___ Records supplied ___
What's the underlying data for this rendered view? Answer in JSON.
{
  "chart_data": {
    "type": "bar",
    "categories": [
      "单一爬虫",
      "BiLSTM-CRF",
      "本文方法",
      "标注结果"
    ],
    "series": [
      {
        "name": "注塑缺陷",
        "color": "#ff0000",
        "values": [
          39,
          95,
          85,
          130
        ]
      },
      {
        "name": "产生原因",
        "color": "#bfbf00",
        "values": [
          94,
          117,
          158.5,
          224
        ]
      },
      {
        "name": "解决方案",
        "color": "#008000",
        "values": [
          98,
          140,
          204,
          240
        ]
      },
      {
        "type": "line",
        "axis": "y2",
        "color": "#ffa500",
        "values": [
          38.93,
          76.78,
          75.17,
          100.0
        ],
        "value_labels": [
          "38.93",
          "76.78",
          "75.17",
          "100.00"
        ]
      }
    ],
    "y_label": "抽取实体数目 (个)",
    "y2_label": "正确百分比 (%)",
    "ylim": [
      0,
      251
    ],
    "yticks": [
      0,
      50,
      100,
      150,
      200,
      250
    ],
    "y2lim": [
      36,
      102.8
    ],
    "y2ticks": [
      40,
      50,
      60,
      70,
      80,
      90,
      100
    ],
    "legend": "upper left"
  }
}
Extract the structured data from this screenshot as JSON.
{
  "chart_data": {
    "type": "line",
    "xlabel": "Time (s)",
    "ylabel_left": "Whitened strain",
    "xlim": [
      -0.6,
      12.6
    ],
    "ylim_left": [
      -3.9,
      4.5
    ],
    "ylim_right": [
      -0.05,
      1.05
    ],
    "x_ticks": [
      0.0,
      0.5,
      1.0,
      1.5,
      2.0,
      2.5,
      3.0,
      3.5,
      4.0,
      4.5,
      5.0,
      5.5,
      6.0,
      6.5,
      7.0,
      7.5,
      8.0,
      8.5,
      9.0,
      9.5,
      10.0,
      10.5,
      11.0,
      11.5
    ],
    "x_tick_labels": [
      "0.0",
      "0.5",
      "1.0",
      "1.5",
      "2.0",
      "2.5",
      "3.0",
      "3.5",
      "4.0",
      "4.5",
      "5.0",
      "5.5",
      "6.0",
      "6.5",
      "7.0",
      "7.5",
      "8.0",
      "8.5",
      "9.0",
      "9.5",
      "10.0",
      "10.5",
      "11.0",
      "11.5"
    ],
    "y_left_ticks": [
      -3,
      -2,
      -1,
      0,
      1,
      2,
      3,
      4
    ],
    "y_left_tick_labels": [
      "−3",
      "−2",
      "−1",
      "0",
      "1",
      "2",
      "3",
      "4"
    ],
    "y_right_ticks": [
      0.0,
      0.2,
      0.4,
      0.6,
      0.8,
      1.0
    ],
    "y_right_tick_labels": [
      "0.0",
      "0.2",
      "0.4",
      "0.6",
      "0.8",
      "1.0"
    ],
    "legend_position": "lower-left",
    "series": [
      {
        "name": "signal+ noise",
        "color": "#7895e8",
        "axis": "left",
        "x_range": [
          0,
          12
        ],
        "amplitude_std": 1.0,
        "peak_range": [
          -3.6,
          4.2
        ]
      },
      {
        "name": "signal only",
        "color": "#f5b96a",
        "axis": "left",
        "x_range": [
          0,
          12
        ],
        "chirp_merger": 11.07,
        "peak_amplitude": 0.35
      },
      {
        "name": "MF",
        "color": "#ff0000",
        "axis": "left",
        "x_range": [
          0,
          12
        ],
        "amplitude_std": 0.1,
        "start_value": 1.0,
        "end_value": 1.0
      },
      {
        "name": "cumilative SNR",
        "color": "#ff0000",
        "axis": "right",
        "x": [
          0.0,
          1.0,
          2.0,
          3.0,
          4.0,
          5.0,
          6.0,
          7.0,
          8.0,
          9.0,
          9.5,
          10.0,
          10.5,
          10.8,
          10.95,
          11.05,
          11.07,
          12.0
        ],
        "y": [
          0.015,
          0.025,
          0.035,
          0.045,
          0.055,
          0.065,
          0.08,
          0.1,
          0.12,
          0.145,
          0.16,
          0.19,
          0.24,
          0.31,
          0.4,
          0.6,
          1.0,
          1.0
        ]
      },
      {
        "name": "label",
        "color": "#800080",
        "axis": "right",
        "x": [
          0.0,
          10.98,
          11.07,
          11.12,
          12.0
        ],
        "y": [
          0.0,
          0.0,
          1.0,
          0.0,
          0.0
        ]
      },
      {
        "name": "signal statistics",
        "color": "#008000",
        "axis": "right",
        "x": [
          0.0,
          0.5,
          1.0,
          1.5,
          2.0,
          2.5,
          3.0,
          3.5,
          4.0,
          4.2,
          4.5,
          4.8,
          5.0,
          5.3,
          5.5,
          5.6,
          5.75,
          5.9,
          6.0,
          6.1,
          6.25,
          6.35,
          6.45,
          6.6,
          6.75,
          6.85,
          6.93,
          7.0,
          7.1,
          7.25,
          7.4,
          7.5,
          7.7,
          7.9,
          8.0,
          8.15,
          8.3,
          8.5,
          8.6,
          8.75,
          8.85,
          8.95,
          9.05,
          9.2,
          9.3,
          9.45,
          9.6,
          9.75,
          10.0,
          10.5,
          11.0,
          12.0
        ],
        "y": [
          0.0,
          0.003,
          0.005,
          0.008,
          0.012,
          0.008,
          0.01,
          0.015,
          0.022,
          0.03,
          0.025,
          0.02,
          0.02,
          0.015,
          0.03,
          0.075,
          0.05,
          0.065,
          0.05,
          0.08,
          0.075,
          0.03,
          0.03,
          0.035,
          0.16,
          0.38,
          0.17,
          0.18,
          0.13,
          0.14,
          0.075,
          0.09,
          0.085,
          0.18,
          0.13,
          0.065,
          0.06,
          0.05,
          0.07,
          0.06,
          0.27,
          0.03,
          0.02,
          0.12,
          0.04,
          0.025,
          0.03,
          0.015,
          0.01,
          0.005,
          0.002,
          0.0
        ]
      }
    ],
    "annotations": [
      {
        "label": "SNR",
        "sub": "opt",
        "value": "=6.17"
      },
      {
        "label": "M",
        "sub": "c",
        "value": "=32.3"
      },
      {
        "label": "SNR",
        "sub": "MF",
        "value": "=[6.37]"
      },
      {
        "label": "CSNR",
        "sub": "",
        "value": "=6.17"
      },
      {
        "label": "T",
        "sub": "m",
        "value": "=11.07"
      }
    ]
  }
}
___
- [Task requirements]: What number of lines in the records contain the word "signal"? Answer with that number alone.

- [Answer]: 3